* START EXERCISE MATERIALS *
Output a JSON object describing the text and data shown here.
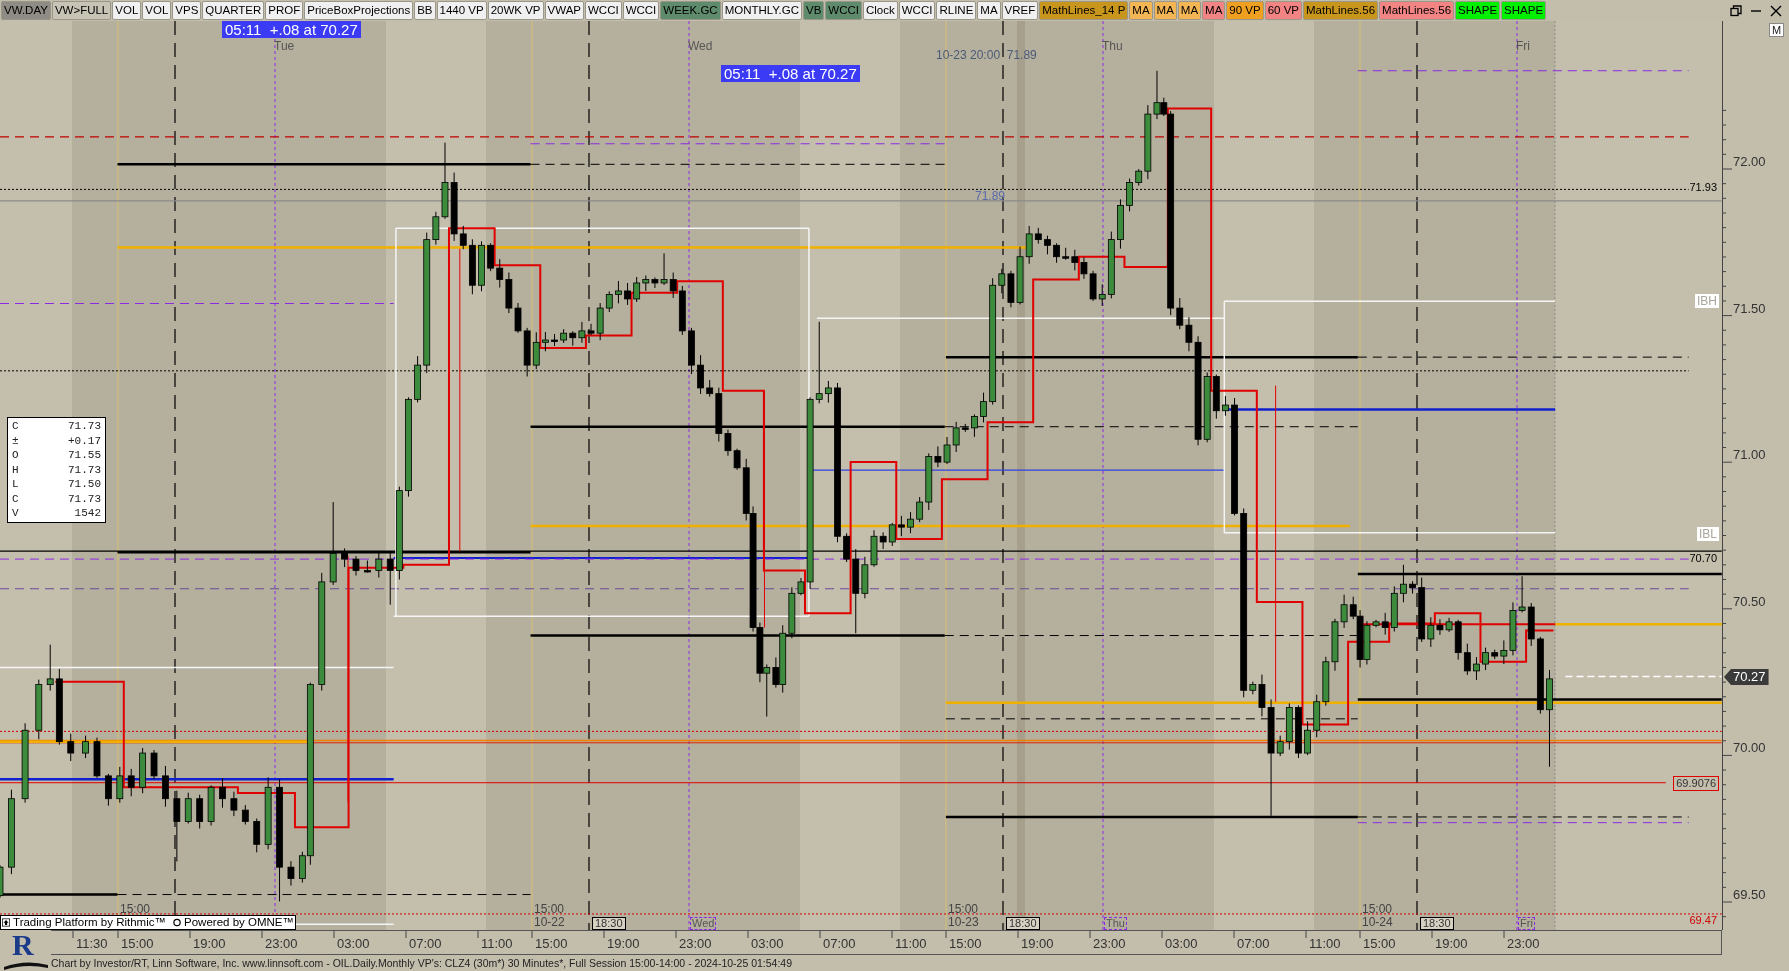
{
  "toolbar": {
    "buttons": [
      {
        "label": "VW.DAY",
        "color": "#8f8b85"
      },
      {
        "label": "VW>FULL",
        "color": "#c7c3b5"
      },
      {
        "label": "VOL",
        "color": "#f0f0f0"
      },
      {
        "label": "VOL",
        "color": "#f0f0f0"
      },
      {
        "label": "VPS",
        "color": "#f0f0f0"
      },
      {
        "label": "QUARTER",
        "color": "#f0f0f0"
      },
      {
        "label": "PROF",
        "color": "#f0f0f0"
      },
      {
        "label": "PriceBoxProjections",
        "color": "#f0f0f0"
      },
      {
        "label": "BB",
        "color": "#f0f0f0"
      },
      {
        "label": "1440 VP",
        "color": "#f0f0f0"
      },
      {
        "label": "20WK VP",
        "color": "#f0f0f0"
      },
      {
        "label": "VWAP",
        "color": "#f0f0f0"
      },
      {
        "label": "WCCI",
        "color": "#f0f0f0"
      },
      {
        "label": "WCCI",
        "color": "#f0f0f0"
      },
      {
        "label": "WEEK.GC",
        "color": "#5f8b6d"
      },
      {
        "label": "MONTHLY.GC",
        "color": "#f0f0f0"
      },
      {
        "label": "VB",
        "color": "#5f8b6d"
      },
      {
        "label": "WCCI",
        "color": "#5f8b6d"
      },
      {
        "label": "Clock",
        "color": "#f0f0f0"
      },
      {
        "label": "WCCI",
        "color": "#f0f0f0"
      },
      {
        "label": "RLINE",
        "color": "#f0f0f0"
      },
      {
        "label": "MA",
        "color": "#f0f0f0"
      },
      {
        "label": "VREF",
        "color": "#f0f0f0"
      },
      {
        "label": "MathLines_14 P",
        "color": "#c9961d"
      },
      {
        "label": "MA",
        "color": "#f4b555"
      },
      {
        "label": "MA",
        "color": "#f4b555"
      },
      {
        "label": "MA",
        "color": "#f4b555"
      },
      {
        "label": "MA",
        "color": "#f28484"
      },
      {
        "label": "90 VP",
        "color": "#f0a020"
      },
      {
        "label": "60 VP",
        "color": "#f28484"
      },
      {
        "label": "MathLines.56",
        "color": "#c9961d"
      },
      {
        "label": "MathLines.56",
        "color": "#f28484"
      },
      {
        "label": "SHAPE",
        "color": "#00f000"
      },
      {
        "label": "SHAPE",
        "color": "#00f000"
      }
    ]
  },
  "chart": {
    "clock_labels": [
      "05:11  +.08 at 70.27",
      "05:11  +.08 at 70.27"
    ],
    "day_labels": [
      "Tue",
      "Wed",
      "Thu",
      "Fri"
    ],
    "marker_label": "10-23 20:00  71.89",
    "level_note": "71.89",
    "data_box": {
      "rows": [
        {
          "key": "C",
          "value": "71.73"
        },
        {
          "key": "±",
          "value": "+0.17"
        },
        {
          "key": "O",
          "value": "71.55"
        },
        {
          "key": "H",
          "value": "71.73"
        },
        {
          "key": "L",
          "value": "71.50"
        },
        {
          "key": "C",
          "value": "71.73"
        },
        {
          "key": "V",
          "value": "1542"
        }
      ]
    },
    "line_labels": [
      {
        "text": "71.93",
        "kind": "plain"
      },
      {
        "text": "IBH",
        "kind": "boxed"
      },
      {
        "text": "IBL",
        "kind": "boxed"
      },
      {
        "text": "70.70",
        "kind": "plain"
      },
      {
        "text": "69.9076",
        "kind": "outlined"
      },
      {
        "text": "69.47",
        "kind": "alert"
      }
    ],
    "session_labels": [
      {
        "time": "15:00"
      },
      {
        "time": "15:00",
        "date": "10-22"
      },
      {
        "time": "15:00",
        "date": "10-23"
      },
      {
        "time": "15:00",
        "date": "10-24"
      }
    ],
    "close_markers": [
      "18:30",
      "18:30",
      "18:30"
    ],
    "day_markers": [
      "Wed",
      "Thu",
      "Fri"
    ],
    "branding": {
      "platform": "Trading Platform by Rithmic™",
      "powered": "Powered by OMNE™"
    }
  },
  "price_axis": {
    "labels": [
      "72.00",
      "71.50",
      "71.00",
      "70.50",
      "70.00",
      "69.50"
    ],
    "current_price": "70.27",
    "button": "M"
  },
  "time_axis": {
    "labels": [
      "11:30",
      "15:00",
      "19:00",
      "23:00",
      "03:00",
      "07:00",
      "11:00",
      "15:00",
      "19:00",
      "23:00",
      "03:00",
      "07:00",
      "11:00",
      "15:00",
      "19:00",
      "23:00",
      "03:00",
      "07:00",
      "11:00",
      "15:00",
      "19:00",
      "23:00"
    ]
  },
  "logo": {
    "letter": "R"
  },
  "status_bar": "Chart by Investor/RT, Linn Software, Inc. www.linnsoft.com - OIL.Daily.Monthly VP's: CLZ4 (30m*) 30 Minutes*, Full Session 15:00-14:00 - 2024-10-25 01:54:49"
}
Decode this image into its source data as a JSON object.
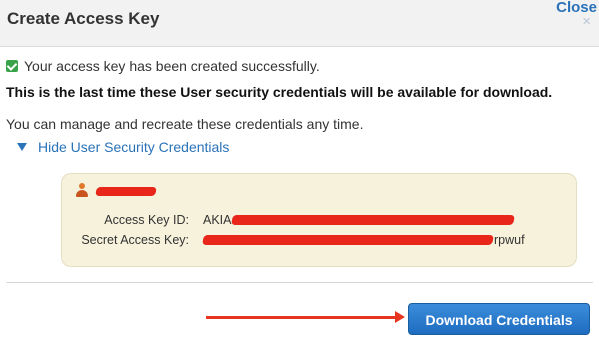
{
  "dialog": {
    "title": "Create Access Key",
    "close_label": "Close",
    "close_x": "×"
  },
  "messages": {
    "success": "Your access key has been created successfully.",
    "warning": "This is the last time these User security credentials will be available for download.",
    "manage": "You can manage and recreate these credentials any time."
  },
  "toggle": {
    "label": "Hide User Security Credentials"
  },
  "credentials": {
    "access_key_label": "Access Key ID:",
    "access_key_prefix": "AKIA",
    "secret_key_label": "Secret Access Key:",
    "secret_key_suffix": "rpwuf"
  },
  "actions": {
    "download_label": "Download Credentials"
  },
  "colors": {
    "accent": "#2a73b8",
    "redaction": "#e8271a",
    "button": "#1e6cc0",
    "panel": "#f6f2dc"
  }
}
* END EXERCISE MATERIALS *
**WHAT YOU NEED TO DO:** Transcribe the entries above verbatim, omitting their pictures.

**RESULT OF THIS EXERCISE:**
Output a JSON object describing the text and data shown here.
{
  "toolbar": {
    "buttons": [
      {
        "label": "VW.DAY",
        "color": "#8f8b85"
      },
      {
        "label": "VW>FULL",
        "color": "#c7c3b5"
      },
      {
        "label": "VOL",
        "color": "#f0f0f0"
      },
      {
        "label": "VOL",
        "color": "#f0f0f0"
      },
      {
        "label": "VPS",
        "color": "#f0f0f0"
      },
      {
        "label": "QUARTER",
        "color": "#f0f0f0"
      },
      {
        "label": "PROF",
        "color": "#f0f0f0"
      },
      {
        "label": "PriceBoxProjections",
        "color": "#f0f0f0"
      },
      {
        "label": "BB",
        "color": "#f0f0f0"
      },
      {
        "label": "1440 VP",
        "color": "#f0f0f0"
      },
      {
        "label": "20WK VP",
        "color": "#f0f0f0"
      },
      {
        "label": "VWAP",
        "color": "#f0f0f0"
      },
      {
        "label": "WCCI",
        "color": "#f0f0f0"
      },
      {
        "label": "WCCI",
        "color": "#f0f0f0"
      },
      {
        "label": "WEEK.GC",
        "color": "#5f8b6d"
      },
      {
        "label": "MONTHLY.GC",
        "color": "#f0f0f0"
      },
      {
        "label": "VB",
        "color": "#5f8b6d"
      },
      {
        "label": "WCCI",
        "color": "#5f8b6d"
      },
      {
        "label": "Clock",
        "color": "#f0f0f0"
      },
      {
        "label": "WCCI",
        "color": "#f0f0f0"
      },
      {
        "label": "RLINE",
        "color": "#f0f0f0"
      },
      {
        "label": "MA",
        "color": "#f0f0f0"
      },
      {
        "label": "VREF",
        "color": "#f0f0f0"
      },
      {
        "label": "MathLines_14 P",
        "color": "#c9961d"
      },
      {
        "label": "MA",
        "color": "#f4b555"
      },
      {
        "label": "MA",
        "color": "#f4b555"
      },
      {
        "label": "MA",
        "color": "#f4b555"
      },
      {
        "label": "MA",
        "color": "#f28484"
      },
      {
        "label": "90 VP",
        "color": "#f0a020"
      },
      {
        "label": "60 VP",
        "color": "#f28484"
      },
      {
        "label": "MathLines.56",
        "color": "#c9961d"
      },
      {
        "label": "MathLines.56",
        "color": "#f28484"
      },
      {
        "label": "SHAPE",
        "color": "#00f000"
      },
      {
        "label": "SHAPE",
        "color": "#00f000"
      }
    ]
  },
  "chart": {
    "clock_labels": [
      "05:11  +.08 at 70.27",
      "05:11  +.08 at 70.27"
    ],
    "day_labels": [
      "Tue",
      "Wed",
      "Thu",
      "Fri"
    ],
    "marker_label": "10-23 20:00  71.89",
    "level_note": "71.89",
    "data_box": {
      "rows": [
        {
          "key": "C",
          "value": "71.73"
        },
        {
          "key": "±",
          "value": "+0.17"
        },
        {
          "key": "O",
          "value": "71.55"
        },
        {
          "key": "H",
          "value": "71.73"
        },
        {
          "key": "L",
          "value": "71.50"
        },
        {
          "key": "C",
          "value": "71.73"
        },
        {
          "key": "V",
          "value": "1542"
        }
      ]
    },
    "line_labels": [
      {
        "text": "71.93",
        "kind": "plain"
      },
      {
        "text": "IBH",
        "kind": "boxed"
      },
      {
        "text": "IBL",
        "kind": "boxed"
      },
      {
        "text": "70.70",
        "kind": "plain"
      },
      {
        "text": "69.9076",
        "kind": "outlined"
      },
      {
        "text": "69.47",
        "kind": "alert"
      }
    ],
    "session_labels": [
      {
        "time": "15:00"
      },
      {
        "time": "15:00",
        "date": "10-22"
      },
      {
        "time": "15:00",
        "date": "10-23"
      },
      {
        "time": "15:00",
        "date": "10-24"
      }
    ],
    "close_markers": [
      "18:30",
      "18:30",
      "18:30"
    ],
    "day_markers": [
      "Wed",
      "Thu",
      "Fri"
    ],
    "branding": {
      "platform": "Trading Platform by Rithmic™",
      "powered": "Powered by OMNE™"
    }
  },
  "price_axis": {
    "labels": [
      "72.00",
      "71.50",
      "71.00",
      "70.50",
      "70.00",
      "69.50"
    ],
    "current_price": "70.27",
    "button": "M"
  },
  "time_axis": {
    "labels": [
      "11:30",
      "15:00",
      "19:00",
      "23:00",
      "03:00",
      "07:00",
      "11:00",
      "15:00",
      "19:00",
      "23:00",
      "03:00",
      "07:00",
      "11:00",
      "15:00",
      "19:00",
      "23:00",
      "03:00",
      "07:00",
      "11:00",
      "15:00",
      "19:00",
      "23:00"
    ]
  },
  "logo": {
    "letter": "R"
  },
  "status_bar": "Chart by Investor/RT, Linn Software, Inc. www.linnsoft.com - OIL.Daily.Monthly VP's: CLZ4 (30m*) 30 Minutes*, Full Session 15:00-14:00 - 2024-10-25 01:54:49"
}
Decode this image into its source data as a JSON object.
{
  "dialog": {
    "title": "Create Access Key",
    "close_label": "Close",
    "close_x": "×"
  },
  "messages": {
    "success": "Your access key has been created successfully.",
    "warning": "This is the last time these User security credentials will be available for download.",
    "manage": "You can manage and recreate these credentials any time."
  },
  "toggle": {
    "label": "Hide User Security Credentials"
  },
  "credentials": {
    "access_key_label": "Access Key ID:",
    "access_key_prefix": "AKIA",
    "secret_key_label": "Secret Access Key:",
    "secret_key_suffix": "rpwuf"
  },
  "actions": {
    "download_label": "Download Credentials"
  },
  "colors": {
    "accent": "#2a73b8",
    "redaction": "#e8271a",
    "button": "#1e6cc0",
    "panel": "#f6f2dc"
  }
}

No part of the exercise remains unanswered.